- _AIM OF THE TASK_:
Retype every entry word for word.

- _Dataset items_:
· · ·

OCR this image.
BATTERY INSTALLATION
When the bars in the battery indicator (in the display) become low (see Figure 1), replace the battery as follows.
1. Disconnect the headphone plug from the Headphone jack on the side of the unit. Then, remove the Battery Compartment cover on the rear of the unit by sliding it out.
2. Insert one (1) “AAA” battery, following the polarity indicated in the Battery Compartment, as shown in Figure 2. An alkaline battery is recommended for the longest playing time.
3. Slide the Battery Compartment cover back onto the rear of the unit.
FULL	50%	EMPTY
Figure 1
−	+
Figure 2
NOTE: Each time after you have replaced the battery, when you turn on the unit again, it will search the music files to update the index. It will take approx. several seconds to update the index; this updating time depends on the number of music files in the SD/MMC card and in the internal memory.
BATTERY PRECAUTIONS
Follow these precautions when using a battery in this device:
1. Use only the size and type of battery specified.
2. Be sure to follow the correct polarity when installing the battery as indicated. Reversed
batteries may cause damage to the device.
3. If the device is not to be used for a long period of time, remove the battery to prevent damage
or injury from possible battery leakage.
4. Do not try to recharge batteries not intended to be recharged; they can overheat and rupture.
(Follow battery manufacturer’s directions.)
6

· · ·

- _RESULT BELOW_:
OCR this image.
BATTERY INSTALLATION
When the bars in the battery indicator (in the display) become low (see Figure 1), replace the battery as follows.
1. Disconnect the headphone plug from the Headphone jack on the side of the unit. Then, remove the Battery Compartment cover on the rear of the unit by sliding it out.
2. Insert one (1) “AAA” battery, following the polarity indicated in the Battery Compartment, as shown in Figure 2. An alkaline battery is recommended for the longest playing time.
3. Slide the Battery Compartment cover back onto the rear of the unit.
FULL	50%	EMPTY
Figure 1
−	+
Figure 2
NOTE: Each time after you have replaced the battery, when you turn on the unit again, it will search the music files to update the index. It will take approx. several seconds to update the index; this updating time depends on the number of music files in the SD/MMC card and in the internal memory.
BATTERY PRECAUTIONS
Follow these precautions when using a battery in this device:
1. Use only the size and type of battery specified.
2. Be sure to follow the correct polarity when installing the battery as indicated. Reversed
batteries may cause damage to the device.
3. If the device is not to be used for a long period of time, remove the battery to prevent damage
or injury from possible battery leakage.
4. Do not try to recharge batteries not intended to be recharged; they can overheat and rupture.
(Follow battery manufacturer’s directions.)
6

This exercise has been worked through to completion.